## TRY IT
Pictures do not belong in the copy; print every entry exactly as it stands.

▼

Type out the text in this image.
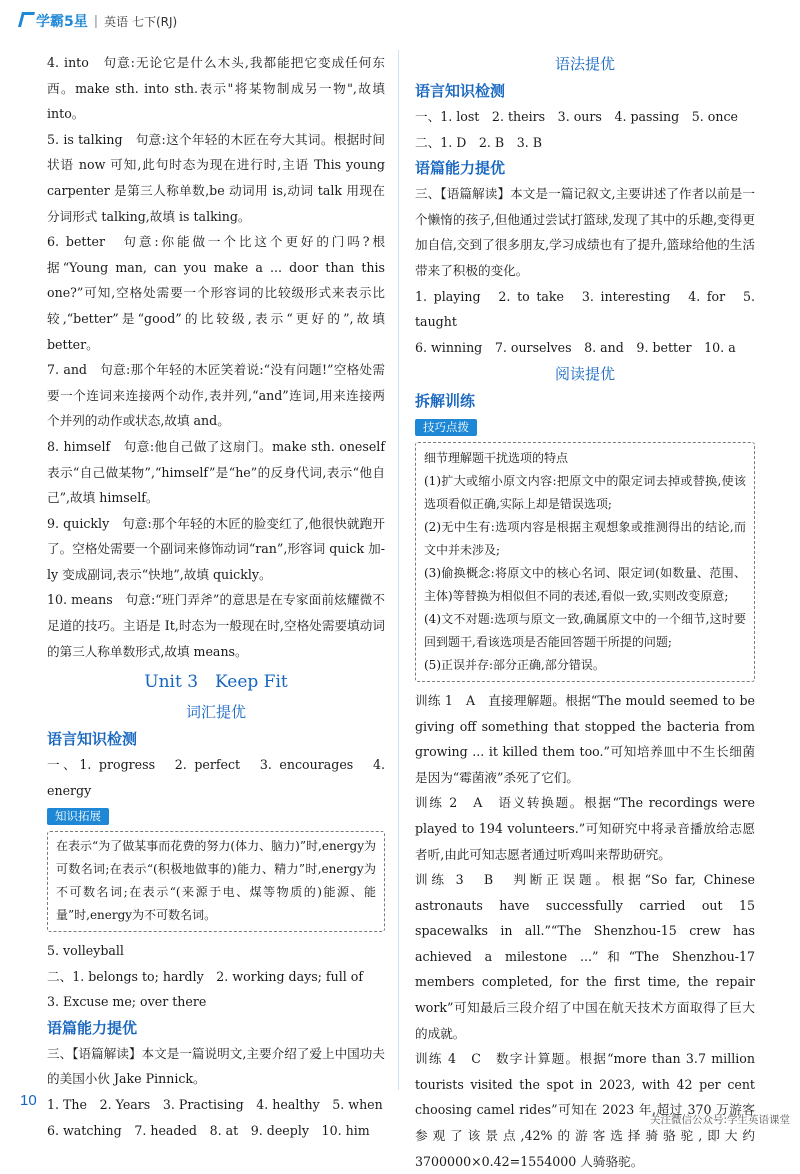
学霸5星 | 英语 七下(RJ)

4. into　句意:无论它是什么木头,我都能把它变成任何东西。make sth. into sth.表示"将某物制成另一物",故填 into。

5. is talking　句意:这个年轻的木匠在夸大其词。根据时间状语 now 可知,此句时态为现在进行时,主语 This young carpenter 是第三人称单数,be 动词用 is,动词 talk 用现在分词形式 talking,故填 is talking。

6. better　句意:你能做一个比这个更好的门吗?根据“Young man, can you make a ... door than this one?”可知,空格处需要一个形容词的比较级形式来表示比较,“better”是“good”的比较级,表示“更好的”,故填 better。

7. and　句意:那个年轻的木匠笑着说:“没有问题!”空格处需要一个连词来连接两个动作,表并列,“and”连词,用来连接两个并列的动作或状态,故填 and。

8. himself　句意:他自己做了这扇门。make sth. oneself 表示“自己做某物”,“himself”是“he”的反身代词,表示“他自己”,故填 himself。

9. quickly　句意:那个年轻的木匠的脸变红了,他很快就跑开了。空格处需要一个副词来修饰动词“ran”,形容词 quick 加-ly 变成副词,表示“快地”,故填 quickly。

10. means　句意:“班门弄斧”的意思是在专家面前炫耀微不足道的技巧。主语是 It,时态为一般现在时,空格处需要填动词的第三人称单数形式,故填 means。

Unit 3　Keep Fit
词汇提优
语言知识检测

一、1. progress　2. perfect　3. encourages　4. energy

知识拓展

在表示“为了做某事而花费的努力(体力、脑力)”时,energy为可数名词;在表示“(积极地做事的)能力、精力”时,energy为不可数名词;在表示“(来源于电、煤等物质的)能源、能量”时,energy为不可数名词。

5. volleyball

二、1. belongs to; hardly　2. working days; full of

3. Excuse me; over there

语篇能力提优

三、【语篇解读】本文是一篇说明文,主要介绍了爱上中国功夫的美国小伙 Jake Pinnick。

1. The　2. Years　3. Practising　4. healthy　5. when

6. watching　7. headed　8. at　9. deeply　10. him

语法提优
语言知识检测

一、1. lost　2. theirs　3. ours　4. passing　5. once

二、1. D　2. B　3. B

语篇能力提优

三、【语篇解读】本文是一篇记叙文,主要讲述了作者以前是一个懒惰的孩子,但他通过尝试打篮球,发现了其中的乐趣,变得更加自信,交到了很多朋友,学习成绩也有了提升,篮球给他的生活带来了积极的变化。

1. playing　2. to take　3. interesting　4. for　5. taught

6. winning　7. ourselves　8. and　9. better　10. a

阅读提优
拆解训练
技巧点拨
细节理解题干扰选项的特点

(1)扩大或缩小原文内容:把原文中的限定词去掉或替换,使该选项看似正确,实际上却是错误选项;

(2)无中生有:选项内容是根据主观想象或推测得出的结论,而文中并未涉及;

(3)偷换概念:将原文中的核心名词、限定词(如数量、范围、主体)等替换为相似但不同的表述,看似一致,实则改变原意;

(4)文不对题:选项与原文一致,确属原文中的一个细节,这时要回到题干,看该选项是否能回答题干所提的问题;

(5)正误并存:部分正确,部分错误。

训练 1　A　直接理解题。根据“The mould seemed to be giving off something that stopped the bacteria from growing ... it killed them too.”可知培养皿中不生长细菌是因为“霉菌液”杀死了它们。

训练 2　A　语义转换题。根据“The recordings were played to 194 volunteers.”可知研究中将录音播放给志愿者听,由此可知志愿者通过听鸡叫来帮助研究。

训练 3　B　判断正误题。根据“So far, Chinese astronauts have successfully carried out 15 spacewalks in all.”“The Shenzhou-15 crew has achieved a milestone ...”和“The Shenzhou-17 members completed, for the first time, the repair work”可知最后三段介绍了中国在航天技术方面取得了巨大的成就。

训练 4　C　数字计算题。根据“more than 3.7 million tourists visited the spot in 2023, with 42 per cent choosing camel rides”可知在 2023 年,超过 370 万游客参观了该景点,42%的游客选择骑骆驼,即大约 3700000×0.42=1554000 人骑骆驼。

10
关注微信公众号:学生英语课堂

▲

## SOLUTION
Type out the text in this image.
学霸5星 | 英语 七下(RJ)

4. into　句意:无论它是什么木头,我都能把它变成任何东西。make sth. into sth.表示"将某物制成另一物",故填 into。

5. is talking　句意:这个年轻的木匠在夸大其词。根据时间状语 now 可知,此句时态为现在进行时,主语 This young carpenter 是第三人称单数,be 动词用 is,动词 talk 用现在分词形式 talking,故填 is talking。

6. better　句意:你能做一个比这个更好的门吗?根据“Young man, can you make a ... door than this one?”可知,空格处需要一个形容词的比较级形式来表示比较,“better”是“good”的比较级,表示“更好的”,故填 better。

7. and　句意:那个年轻的木匠笑着说:“没有问题!”空格处需要一个连词来连接两个动作,表并列,“and”连词,用来连接两个并列的动作或状态,故填 and。

8. himself　句意:他自己做了这扇门。make sth. oneself 表示“自己做某物”,“himself”是“he”的反身代词,表示“他自己”,故填 himself。

9. quickly　句意:那个年轻的木匠的脸变红了,他很快就跑开了。空格处需要一个副词来修饰动词“ran”,形容词 quick 加-ly 变成副词,表示“快地”,故填 quickly。

10. means　句意:“班门弄斧”的意思是在专家面前炫耀微不足道的技巧。主语是 It,时态为一般现在时,空格处需要填动词的第三人称单数形式,故填 means。

Unit 3　Keep Fit
词汇提优
语言知识检测

一、1. progress　2. perfect　3. encourages　4. energy

知识拓展

在表示“为了做某事而花费的努力(体力、脑力)”时,energy为可数名词;在表示“(积极地做事的)能力、精力”时,energy为不可数名词;在表示“(来源于电、煤等物质的)能源、能量”时,energy为不可数名词。

5. volleyball

二、1. belongs to; hardly　2. working days; full of

3. Excuse me; over there

语篇能力提优

三、【语篇解读】本文是一篇说明文,主要介绍了爱上中国功夫的美国小伙 Jake Pinnick。

1. The　2. Years　3. Practising　4. healthy　5. when

6. watching　7. headed　8. at　9. deeply　10. him

语法提优
语言知识检测

一、1. lost　2. theirs　3. ours　4. passing　5. once

二、1. D　2. B　3. B

语篇能力提优

三、【语篇解读】本文是一篇记叙文,主要讲述了作者以前是一个懒惰的孩子,但他通过尝试打篮球,发现了其中的乐趣,变得更加自信,交到了很多朋友,学习成绩也有了提升,篮球给他的生活带来了积极的变化。

1. playing　2. to take　3. interesting　4. for　5. taught

6. winning　7. ourselves　8. and　9. better　10. a

阅读提优
拆解训练
技巧点拨
细节理解题干扰选项的特点

(1)扩大或缩小原文内容:把原文中的限定词去掉或替换,使该选项看似正确,实际上却是错误选项;

(2)无中生有:选项内容是根据主观想象或推测得出的结论,而文中并未涉及;

(3)偷换概念:将原文中的核心名词、限定词(如数量、范围、主体)等替换为相似但不同的表述,看似一致,实则改变原意;

(4)文不对题:选项与原文一致,确属原文中的一个细节,这时要回到题干,看该选项是否能回答题干所提的问题;

(5)正误并存:部分正确,部分错误。

训练 1　A　直接理解题。根据“The mould seemed to be giving off something that stopped the bacteria from growing ... it killed them too.”可知培养皿中不生长细菌是因为“霉菌液”杀死了它们。

训练 2　A　语义转换题。根据“The recordings were played to 194 volunteers.”可知研究中将录音播放给志愿者听,由此可知志愿者通过听鸡叫来帮助研究。

训练 3　B　判断正误题。根据“So far, Chinese astronauts have successfully carried out 15 spacewalks in all.”“The Shenzhou-15 crew has achieved a milestone ...”和“The Shenzhou-17 members completed, for the first time, the repair work”可知最后三段介绍了中国在航天技术方面取得了巨大的成就。

训练 4　C　数字计算题。根据“more than 3.7 million tourists visited the spot in 2023, with 42 per cent choosing camel rides”可知在 2023 年,超过 370 万游客参观了该景点,42%的游客选择骑骆驼,即大约 3700000×0.42=1554000 人骑骆驼。

10
关注微信公众号:学生英语课堂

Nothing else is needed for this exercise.